GOAL OF THE EXERCISE
Within the material below, find each line bearing the word "результативности" and present it.
-- start DATA LINES --
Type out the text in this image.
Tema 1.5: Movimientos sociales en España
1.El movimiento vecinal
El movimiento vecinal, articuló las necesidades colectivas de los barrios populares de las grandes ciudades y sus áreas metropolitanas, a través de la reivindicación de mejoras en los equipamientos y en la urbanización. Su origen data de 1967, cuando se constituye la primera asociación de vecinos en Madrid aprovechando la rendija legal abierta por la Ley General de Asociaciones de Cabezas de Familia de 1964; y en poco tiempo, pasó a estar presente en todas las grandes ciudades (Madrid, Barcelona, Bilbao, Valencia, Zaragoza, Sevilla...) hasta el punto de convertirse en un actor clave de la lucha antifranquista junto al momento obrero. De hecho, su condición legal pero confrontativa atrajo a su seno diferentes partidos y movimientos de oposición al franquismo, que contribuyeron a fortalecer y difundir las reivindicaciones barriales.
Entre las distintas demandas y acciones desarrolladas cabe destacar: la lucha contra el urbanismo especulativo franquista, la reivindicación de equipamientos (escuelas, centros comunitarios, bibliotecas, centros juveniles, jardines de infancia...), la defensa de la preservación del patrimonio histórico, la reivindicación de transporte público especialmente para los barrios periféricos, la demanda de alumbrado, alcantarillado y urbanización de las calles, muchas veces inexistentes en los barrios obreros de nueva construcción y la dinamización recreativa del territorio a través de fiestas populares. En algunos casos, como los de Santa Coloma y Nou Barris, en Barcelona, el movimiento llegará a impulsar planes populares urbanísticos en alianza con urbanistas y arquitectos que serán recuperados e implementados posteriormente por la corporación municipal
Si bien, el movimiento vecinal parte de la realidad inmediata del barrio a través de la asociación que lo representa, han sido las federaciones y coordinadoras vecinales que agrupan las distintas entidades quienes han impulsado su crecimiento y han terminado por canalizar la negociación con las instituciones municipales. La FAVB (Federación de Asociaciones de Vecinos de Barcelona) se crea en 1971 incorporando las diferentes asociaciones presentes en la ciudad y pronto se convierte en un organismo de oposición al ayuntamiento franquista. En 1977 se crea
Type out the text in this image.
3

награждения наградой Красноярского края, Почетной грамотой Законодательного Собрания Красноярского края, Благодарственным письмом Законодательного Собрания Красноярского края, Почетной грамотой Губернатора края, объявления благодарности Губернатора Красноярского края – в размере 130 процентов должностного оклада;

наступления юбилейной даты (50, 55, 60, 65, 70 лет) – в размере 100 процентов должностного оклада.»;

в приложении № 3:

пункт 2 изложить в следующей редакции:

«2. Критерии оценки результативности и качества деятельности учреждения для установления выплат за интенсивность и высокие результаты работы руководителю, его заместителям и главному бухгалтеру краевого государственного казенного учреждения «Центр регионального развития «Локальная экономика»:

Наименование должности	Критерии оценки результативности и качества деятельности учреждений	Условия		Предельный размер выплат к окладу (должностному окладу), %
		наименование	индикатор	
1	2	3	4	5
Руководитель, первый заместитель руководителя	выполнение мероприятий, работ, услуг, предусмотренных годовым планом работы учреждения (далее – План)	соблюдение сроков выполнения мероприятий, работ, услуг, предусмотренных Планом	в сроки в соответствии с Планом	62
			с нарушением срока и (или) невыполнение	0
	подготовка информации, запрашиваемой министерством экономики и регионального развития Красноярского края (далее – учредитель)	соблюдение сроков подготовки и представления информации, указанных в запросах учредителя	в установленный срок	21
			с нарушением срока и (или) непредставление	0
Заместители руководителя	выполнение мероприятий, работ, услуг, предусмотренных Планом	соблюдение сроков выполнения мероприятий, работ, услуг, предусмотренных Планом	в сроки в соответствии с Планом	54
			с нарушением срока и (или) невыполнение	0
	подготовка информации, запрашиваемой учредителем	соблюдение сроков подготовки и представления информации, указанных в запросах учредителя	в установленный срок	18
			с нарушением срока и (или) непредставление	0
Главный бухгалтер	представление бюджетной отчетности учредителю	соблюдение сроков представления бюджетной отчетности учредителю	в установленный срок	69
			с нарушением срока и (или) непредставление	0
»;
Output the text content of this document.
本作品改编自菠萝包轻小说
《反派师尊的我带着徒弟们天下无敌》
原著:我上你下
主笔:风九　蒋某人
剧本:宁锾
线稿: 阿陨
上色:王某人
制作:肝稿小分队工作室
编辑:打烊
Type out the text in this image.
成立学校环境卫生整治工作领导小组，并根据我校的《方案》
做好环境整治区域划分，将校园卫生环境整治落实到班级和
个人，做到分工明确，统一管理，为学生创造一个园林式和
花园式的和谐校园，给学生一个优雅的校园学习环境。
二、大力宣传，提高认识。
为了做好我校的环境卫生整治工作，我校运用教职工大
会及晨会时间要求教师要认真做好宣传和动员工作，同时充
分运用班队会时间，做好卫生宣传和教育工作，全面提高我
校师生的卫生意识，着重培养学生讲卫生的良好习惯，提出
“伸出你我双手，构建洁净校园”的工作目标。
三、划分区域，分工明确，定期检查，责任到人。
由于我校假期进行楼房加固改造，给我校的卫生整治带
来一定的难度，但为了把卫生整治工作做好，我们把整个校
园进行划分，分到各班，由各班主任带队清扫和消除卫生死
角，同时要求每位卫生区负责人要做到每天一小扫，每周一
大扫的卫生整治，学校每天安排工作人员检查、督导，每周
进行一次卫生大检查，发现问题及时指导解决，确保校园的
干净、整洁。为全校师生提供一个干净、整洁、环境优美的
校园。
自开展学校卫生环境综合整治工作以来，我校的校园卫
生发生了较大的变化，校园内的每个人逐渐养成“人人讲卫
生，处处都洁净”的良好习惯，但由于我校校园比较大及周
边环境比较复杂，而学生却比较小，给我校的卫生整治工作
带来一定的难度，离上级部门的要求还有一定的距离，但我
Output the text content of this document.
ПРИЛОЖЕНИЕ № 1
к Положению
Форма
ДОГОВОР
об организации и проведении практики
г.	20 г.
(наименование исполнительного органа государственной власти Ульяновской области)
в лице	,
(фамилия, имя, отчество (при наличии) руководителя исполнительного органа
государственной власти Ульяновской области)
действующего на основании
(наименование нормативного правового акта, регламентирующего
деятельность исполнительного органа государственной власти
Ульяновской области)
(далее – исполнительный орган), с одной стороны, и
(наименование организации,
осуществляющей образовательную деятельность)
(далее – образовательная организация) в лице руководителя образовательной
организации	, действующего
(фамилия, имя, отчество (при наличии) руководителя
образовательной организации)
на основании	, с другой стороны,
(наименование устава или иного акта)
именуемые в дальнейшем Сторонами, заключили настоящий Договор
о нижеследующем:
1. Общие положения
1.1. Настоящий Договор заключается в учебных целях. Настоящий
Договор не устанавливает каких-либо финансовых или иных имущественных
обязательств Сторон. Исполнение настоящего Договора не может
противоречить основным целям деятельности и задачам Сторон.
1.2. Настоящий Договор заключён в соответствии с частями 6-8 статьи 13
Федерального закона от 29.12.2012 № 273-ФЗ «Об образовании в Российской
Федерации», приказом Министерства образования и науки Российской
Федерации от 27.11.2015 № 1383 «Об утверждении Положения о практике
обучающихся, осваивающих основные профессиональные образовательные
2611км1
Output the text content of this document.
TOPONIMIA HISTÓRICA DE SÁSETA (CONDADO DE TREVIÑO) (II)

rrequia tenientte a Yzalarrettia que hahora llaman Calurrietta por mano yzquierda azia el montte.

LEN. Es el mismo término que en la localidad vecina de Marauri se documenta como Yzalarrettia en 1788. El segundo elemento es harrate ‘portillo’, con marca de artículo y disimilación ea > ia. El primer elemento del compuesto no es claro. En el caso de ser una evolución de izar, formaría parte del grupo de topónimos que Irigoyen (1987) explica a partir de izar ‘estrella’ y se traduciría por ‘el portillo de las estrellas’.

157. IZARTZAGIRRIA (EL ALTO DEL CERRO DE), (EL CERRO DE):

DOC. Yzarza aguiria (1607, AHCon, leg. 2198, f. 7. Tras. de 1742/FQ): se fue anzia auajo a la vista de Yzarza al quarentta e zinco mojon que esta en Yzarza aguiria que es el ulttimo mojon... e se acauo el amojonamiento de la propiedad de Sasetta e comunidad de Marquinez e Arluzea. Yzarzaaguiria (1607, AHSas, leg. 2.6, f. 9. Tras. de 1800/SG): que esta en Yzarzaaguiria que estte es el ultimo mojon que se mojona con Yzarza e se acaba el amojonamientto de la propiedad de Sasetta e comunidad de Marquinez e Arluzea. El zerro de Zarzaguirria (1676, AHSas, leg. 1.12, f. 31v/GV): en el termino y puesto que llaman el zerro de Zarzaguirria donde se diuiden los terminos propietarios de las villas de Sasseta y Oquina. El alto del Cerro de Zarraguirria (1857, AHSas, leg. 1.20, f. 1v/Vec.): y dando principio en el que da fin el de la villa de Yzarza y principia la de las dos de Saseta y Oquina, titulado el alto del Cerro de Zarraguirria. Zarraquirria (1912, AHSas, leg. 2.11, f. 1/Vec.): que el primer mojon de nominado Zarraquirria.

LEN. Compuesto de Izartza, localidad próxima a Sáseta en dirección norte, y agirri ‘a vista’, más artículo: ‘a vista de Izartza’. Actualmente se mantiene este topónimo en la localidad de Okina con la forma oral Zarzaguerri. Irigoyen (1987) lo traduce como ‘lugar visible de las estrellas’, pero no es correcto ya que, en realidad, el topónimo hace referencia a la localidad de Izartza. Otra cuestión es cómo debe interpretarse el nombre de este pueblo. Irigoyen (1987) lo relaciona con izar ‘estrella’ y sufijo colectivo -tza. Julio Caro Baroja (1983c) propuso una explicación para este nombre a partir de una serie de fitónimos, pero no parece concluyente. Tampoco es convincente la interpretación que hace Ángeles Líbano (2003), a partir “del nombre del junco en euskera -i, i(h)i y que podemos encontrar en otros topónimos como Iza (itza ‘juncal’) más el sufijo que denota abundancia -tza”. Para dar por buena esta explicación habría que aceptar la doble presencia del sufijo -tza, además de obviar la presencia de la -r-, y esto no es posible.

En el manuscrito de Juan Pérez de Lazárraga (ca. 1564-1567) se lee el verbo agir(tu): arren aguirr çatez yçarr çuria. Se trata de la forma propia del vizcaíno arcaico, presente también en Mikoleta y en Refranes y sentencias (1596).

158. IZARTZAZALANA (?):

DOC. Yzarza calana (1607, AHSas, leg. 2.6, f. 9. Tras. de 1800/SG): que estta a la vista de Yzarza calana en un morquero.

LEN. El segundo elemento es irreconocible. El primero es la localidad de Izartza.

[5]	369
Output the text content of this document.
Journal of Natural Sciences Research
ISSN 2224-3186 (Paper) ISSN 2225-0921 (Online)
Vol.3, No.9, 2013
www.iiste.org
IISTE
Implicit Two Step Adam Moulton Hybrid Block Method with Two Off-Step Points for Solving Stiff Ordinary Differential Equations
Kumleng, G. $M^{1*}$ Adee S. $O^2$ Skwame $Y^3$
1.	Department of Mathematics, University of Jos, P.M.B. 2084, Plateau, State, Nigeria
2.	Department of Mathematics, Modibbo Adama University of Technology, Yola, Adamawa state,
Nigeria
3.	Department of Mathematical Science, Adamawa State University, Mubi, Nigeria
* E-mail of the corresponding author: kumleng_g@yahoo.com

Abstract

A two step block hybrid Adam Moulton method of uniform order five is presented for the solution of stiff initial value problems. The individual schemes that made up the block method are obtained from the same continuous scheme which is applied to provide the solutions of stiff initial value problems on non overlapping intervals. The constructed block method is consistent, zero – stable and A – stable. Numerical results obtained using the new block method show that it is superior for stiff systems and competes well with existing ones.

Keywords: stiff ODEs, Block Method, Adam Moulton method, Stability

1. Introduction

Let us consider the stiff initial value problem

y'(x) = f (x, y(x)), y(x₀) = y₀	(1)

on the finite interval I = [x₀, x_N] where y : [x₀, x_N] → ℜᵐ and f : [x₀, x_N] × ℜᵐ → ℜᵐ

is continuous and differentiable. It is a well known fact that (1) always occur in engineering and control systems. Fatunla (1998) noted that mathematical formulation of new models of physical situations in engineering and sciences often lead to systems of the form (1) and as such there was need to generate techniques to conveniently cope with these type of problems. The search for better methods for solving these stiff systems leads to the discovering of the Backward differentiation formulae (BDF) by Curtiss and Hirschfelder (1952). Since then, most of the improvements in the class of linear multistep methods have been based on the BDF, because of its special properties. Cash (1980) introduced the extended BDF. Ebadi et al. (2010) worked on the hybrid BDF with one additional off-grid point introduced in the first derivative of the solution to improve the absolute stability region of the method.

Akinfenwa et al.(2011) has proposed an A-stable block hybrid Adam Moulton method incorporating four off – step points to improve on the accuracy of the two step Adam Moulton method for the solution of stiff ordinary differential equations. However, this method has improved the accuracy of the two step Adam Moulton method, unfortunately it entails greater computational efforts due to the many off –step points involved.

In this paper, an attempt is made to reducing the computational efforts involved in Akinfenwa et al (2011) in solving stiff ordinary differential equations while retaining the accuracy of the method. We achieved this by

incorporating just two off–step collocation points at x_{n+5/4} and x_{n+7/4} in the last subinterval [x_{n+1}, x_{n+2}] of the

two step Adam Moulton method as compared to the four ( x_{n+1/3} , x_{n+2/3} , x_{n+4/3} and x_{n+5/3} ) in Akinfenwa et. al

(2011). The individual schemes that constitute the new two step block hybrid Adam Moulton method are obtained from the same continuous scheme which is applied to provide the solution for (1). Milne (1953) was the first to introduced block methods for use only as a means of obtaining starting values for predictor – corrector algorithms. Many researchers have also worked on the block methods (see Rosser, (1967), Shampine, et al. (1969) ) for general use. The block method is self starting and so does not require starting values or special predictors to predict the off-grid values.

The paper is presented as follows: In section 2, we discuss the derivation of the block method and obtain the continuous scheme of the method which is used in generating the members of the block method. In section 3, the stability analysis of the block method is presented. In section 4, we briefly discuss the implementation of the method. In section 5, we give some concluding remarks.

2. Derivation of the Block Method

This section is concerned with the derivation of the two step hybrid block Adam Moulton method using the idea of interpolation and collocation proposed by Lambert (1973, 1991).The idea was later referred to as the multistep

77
-- end DATA LINES --
FULL ANSWER
«2. Критерии оценки результативности и качества деятельности учреждения для установления выплат за интенсивность и высокие результаты работы руководителю, его заместителям и главному бухгалтеру краевого государственного казенного учреждения «Центр регионального развития «Локальная экономика»:
Наименование должности	Критерии оценки результативности и качества деятельности учреждений	Условия		Предельный размер выплат к окладу (должностному окладу), %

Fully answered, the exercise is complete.